• _Aufgaben_:
1. Bearbeite den Text über die Sicherungsverwahrung: Gib den Abschnitt, der mit „Am 13.01.2011 hatte“ beginnt und mit „Verwahrten verletzt habe.“ endet, noch einmal wieder und setze dabei „Bundesrepublik“ an die Stelle von „Bundesrepublik Deutschland“.
2. Gib aus den Einträgen die Zeilen unverändert wieder, beginnend mit der Zeile, die „format-option-label: Word [409, 88, 443, 104]“ enthält, und endend mit der Zeile, die „caret-down-icon [263, 396, 271, 401]“ enthält, beide eingeschlossen.

• _Zitierter Text_:
|---|

Immer noch Sicherungsverwahrung und kein Ende

Am 13.01.2011 hatte der Europäische Gerichtshof für Menschenrechte (EGMR) erneut Gelegenheit, sich zur deutschen Regelung der Sicherungsverwahrung zu äußern. In den vier zur Entscheidung stehenden Fällen verurteilte der EGMR jeweils die Bundesrepublik Deutschland, da diese die Menschenrechte der Verwahrten verletzt habe.

Ich möchte (in gebotener Kürze) die Regelungen darstellen, die der EGMR beanstandete (a.), auf die Entscheidungsgründe des EGMR eingehen (b.) und mit einer eigenen Bewertung bzw. einem Ausblick schließen (c.).

a.) Sicherungsverwahrung

Im Jahre 1933 führten die Nationalsozialisten (freilich nach Vorarbeiten, die in der Weimarer Zeit liefen, auch unter Beteiligung der Sozialdemokraten) die Maßregel der Sicherungsverwahrung (SV) ein. Damit sollte ermöglicht werden, Menschen auch nach Verbüßung ihrer Haftstrafe im Gefängnis zu behalten, so sie denn (angeblich) „gefährlich“ seien für die Gesellschaft.

|---|

• _Gegebene Daten_:
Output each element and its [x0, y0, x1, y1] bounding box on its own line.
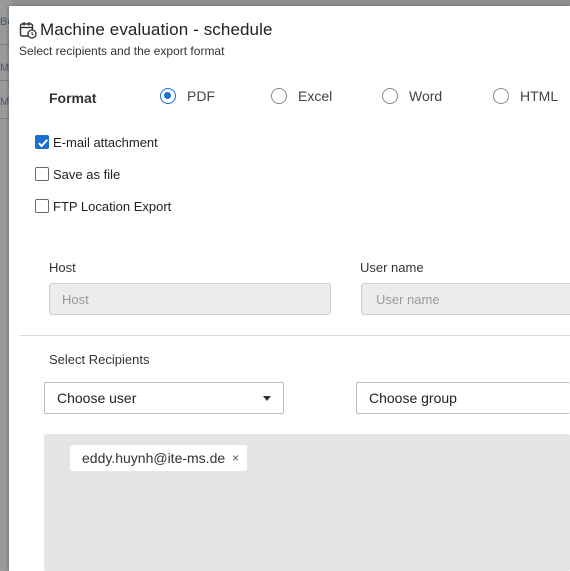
format-option-label: Word [409, 88, 443, 104]
dialog-subtitle: Select recipients and the export format [19, 44, 225, 58]
background-text: M [0, 62, 10, 74]
host-label: Host [49, 260, 76, 275]
recipients-tag-area[interactable]: eddy.huynh@ite-ms.de × [44, 434, 570, 571]
caret-down-icon [263, 396, 271, 401]
format-option-word[interactable]: Word [382, 88, 442, 104]
format-option-html[interactable]: HTML [493, 88, 558, 104]
delivery-options: E-mail attachment Save as file FTP Locat… [35, 126, 171, 222]
dialog-header: Machine evaluation - schedule Select rec… [19, 20, 570, 58]
ftp-export-checkbox[interactable] [35, 199, 49, 213]
recipient-email: eddy.huynh@ite-ms.de [82, 450, 226, 466]
ftp-export-option[interactable]: FTP Location Export [35, 190, 171, 222]
email-attachment-checkbox[interactable] [35, 135, 49, 149]
email-attachment-label: E-mail attachment [53, 134, 158, 150]
format-option-label: Excel [298, 88, 333, 104]
format-option-excel[interactable]: Excel [271, 88, 332, 104]
email-attachment-option[interactable]: E-mail attachment [35, 126, 171, 158]
save-as-file-checkbox[interactable] [35, 167, 49, 181]
select-recipients-label: Select Recipients [49, 352, 150, 367]
user-name-input[interactable] [361, 283, 570, 315]
choose-user-value: Choose user [57, 390, 137, 406]
save-as-file-label: Save as file [53, 166, 121, 182]
radio-button[interactable] [160, 88, 176, 104]
section-divider [19, 335, 570, 336]
save-as-file-option[interactable]: Save as file [35, 158, 171, 190]
choose-group-select[interactable]: Choose group [356, 382, 570, 414]
radio-button[interactable] [271, 88, 287, 104]
format-option-label: HTML [520, 88, 559, 104]
choose-group-value: Choose group [369, 390, 457, 406]
host-input[interactable] [49, 283, 331, 315]
dialog-title: Machine evaluation - schedule [40, 20, 273, 39]
background-text: M [0, 96, 10, 108]
radio-button[interactable] [382, 88, 398, 104]
recipient-tag: eddy.huynh@ite-ms.de × [70, 445, 248, 471]
user-name-label: User name [360, 260, 424, 275]
format-option-pdf[interactable]: PDF [160, 88, 215, 104]
radio-button[interactable] [493, 88, 509, 104]
format-selector: Format PDF Excel Word HTML [49, 88, 570, 108]
close-icon[interactable]: × [232, 451, 239, 465]
checkmark-icon [38, 139, 48, 148]
ftp-export-label: FTP Location Export [53, 198, 172, 214]
format-option-label: PDF [187, 88, 215, 104]
choose-user-select[interactable]: Choose user [44, 382, 284, 414]
schedule-dialog: Machine evaluation - schedule Select rec… [9, 6, 570, 571]
calendar-clock-icon [19, 21, 37, 39]
format-label: Format [49, 90, 97, 106]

|---|

• _Lösungen_:
1.
Am 13.01.2011 hatte der Europäische Gerichtshof für Menschenrechte (EGMR) erneut Gelegenheit, sich zur deutschen Regelung der Sicherungsverwahrung zu äußern. In den vier zur Entscheidung stehenden Fällen verurteilte der EGMR jeweils die Bundesrepublik, da diese die Menschenrechte der Verwahrten verletzt habe.

2.
format-option-label: Word [409, 88, 443, 104]
dialog-subtitle: Select recipients and the export format [19, 44, 225, 58]
background-text: M [0, 62, 10, 74]
host-label: Host [49, 260, 76, 275]
recipients-tag-area[interactable]: eddy.huynh@ite-ms.de × [44, 434, 570, 571]
caret-down-icon [263, 396, 271, 401]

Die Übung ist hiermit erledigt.